Below is a block of data; give all of it again word for word.
╭──
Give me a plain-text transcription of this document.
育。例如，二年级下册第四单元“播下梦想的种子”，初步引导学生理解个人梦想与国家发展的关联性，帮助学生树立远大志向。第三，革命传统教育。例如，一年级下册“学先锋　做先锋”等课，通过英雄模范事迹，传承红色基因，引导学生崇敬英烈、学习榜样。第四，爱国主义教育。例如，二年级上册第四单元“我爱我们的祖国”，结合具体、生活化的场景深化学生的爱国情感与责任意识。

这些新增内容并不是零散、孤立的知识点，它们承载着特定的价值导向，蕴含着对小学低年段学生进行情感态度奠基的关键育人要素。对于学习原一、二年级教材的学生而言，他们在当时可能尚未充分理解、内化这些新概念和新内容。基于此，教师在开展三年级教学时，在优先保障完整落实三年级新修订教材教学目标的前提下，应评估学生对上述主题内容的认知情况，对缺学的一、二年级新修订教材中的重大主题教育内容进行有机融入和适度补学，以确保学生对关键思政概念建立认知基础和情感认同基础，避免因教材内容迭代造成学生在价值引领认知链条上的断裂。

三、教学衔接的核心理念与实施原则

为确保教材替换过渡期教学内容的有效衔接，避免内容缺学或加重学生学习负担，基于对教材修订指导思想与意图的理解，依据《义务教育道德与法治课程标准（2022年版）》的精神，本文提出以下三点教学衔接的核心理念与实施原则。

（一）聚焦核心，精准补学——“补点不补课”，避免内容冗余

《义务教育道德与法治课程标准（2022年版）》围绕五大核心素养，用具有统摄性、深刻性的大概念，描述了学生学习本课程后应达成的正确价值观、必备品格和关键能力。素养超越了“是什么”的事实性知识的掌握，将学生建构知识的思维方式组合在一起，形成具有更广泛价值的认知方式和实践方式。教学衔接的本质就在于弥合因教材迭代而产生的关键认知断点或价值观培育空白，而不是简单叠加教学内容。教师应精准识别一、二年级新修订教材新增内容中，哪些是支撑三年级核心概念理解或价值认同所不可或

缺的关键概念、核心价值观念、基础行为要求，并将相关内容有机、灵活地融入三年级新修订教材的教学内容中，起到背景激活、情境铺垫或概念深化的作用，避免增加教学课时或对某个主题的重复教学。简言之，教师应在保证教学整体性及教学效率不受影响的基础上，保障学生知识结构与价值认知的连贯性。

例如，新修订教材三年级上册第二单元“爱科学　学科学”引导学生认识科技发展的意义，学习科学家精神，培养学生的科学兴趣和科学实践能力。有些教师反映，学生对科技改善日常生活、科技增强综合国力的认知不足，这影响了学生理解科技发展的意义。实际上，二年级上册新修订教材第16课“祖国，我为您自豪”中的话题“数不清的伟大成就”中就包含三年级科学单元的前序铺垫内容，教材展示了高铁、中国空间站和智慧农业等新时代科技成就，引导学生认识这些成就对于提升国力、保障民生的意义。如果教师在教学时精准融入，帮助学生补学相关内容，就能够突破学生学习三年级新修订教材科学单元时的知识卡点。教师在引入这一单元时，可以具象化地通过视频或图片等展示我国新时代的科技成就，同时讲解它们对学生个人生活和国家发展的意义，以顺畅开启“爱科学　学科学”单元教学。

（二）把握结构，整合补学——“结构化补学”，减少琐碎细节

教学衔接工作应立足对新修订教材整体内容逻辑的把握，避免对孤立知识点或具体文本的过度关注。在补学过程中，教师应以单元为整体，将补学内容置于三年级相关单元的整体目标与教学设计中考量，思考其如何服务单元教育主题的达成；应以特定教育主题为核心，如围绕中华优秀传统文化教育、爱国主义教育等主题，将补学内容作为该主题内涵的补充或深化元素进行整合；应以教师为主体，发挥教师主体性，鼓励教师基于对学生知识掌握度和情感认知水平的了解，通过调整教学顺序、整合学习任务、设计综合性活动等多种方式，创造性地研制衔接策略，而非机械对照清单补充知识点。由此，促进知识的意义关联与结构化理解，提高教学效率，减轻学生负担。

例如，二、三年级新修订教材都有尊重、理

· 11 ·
╰──
*FINISHED TASK*
Give me a plain-text transcription of this document.
育。例如，二年级下册第四单元“播下梦想的种子”，初步引导学生理解个人梦想与国家发展的关联性，帮助学生树立远大志向。第三，革命传统教育。例如，一年级下册“学先锋　做先锋”等课，通过英雄模范事迹，传承红色基因，引导学生崇敬英烈、学习榜样。第四，爱国主义教育。例如，二年级上册第四单元“我爱我们的祖国”，结合具体、生活化的场景深化学生的爱国情感与责任意识。

这些新增内容并不是零散、孤立的知识点，它们承载着特定的价值导向，蕴含着对小学低年段学生进行情感态度奠基的关键育人要素。对于学习原一、二年级教材的学生而言，他们在当时可能尚未充分理解、内化这些新概念和新内容。基于此，教师在开展三年级教学时，在优先保障完整落实三年级新修订教材教学目标的前提下，应评估学生对上述主题内容的认知情况，对缺学的一、二年级新修订教材中的重大主题教育内容进行有机融入和适度补学，以确保学生对关键思政概念建立认知基础和情感认同基础，避免因教材内容迭代造成学生在价值引领认知链条上的断裂。

三、教学衔接的核心理念与实施原则

为确保教材替换过渡期教学内容的有效衔接，避免内容缺学或加重学生学习负担，基于对教材修订指导思想与意图的理解，依据《义务教育道德与法治课程标准（2022年版）》的精神，本文提出以下三点教学衔接的核心理念与实施原则。

（一）聚焦核心，精准补学——“补点不补课”，避免内容冗余

《义务教育道德与法治课程标准（2022年版）》围绕五大核心素养，用具有统摄性、深刻性的大概念，描述了学生学习本课程后应达成的正确价值观、必备品格和关键能力。素养超越了“是什么”的事实性知识的掌握，将学生建构知识的思维方式组合在一起，形成具有更广泛价值的认知方式和实践方式。教学衔接的本质就在于弥合因教材迭代而产生的关键认知断点或价值观培育空白，而不是简单叠加教学内容。教师应精准识别一、二年级新修订教材新增内容中，哪些是支撑三年级核心概念理解或价值认同所不可或

缺的关键概念、核心价值观念、基础行为要求，并将相关内容有机、灵活地融入三年级新修订教材的教学内容中，起到背景激活、情境铺垫或概念深化的作用，避免增加教学课时或对某个主题的重复教学。简言之，教师应在保证教学整体性及教学效率不受影响的基础上，保障学生知识结构与价值认知的连贯性。

例如，新修订教材三年级上册第二单元“爱科学　学科学”引导学生认识科技发展的意义，学习科学家精神，培养学生的科学兴趣和科学实践能力。有些教师反映，学生对科技改善日常生活、科技增强综合国力的认知不足，这影响了学生理解科技发展的意义。实际上，二年级上册新修订教材第16课“祖国，我为您自豪”中的话题“数不清的伟大成就”中就包含三年级科学单元的前序铺垫内容，教材展示了高铁、中国空间站和智慧农业等新时代科技成就，引导学生认识这些成就对于提升国力、保障民生的意义。如果教师在教学时精准融入，帮助学生补学相关内容，就能够突破学生学习三年级新修订教材科学单元时的知识卡点。教师在引入这一单元时，可以具象化地通过视频或图片等展示我国新时代的科技成就，同时讲解它们对学生个人生活和国家发展的意义，以顺畅开启“爱科学　学科学”单元教学。

（二）把握结构，整合补学——“结构化补学”，减少琐碎细节

教学衔接工作应立足对新修订教材整体内容逻辑的把握，避免对孤立知识点或具体文本的过度关注。在补学过程中，教师应以单元为整体，将补学内容置于三年级相关单元的整体目标与教学设计中考量，思考其如何服务单元教育主题的达成；应以特定教育主题为核心，如围绕中华优秀传统文化教育、爱国主义教育等主题，将补学内容作为该主题内涵的补充或深化元素进行整合；应以教师为主体，发挥教师主体性，鼓励教师基于对学生知识掌握度和情感认知水平的了解，通过调整教学顺序、整合学习任务、设计综合性活动等多种方式，创造性地研制衔接策略，而非机械对照清单补充知识点。由此，促进知识的意义关联与结构化理解，提高教学效率，减轻学生负担。

例如，二、三年级新修订教材都有尊重、理

· 11 ·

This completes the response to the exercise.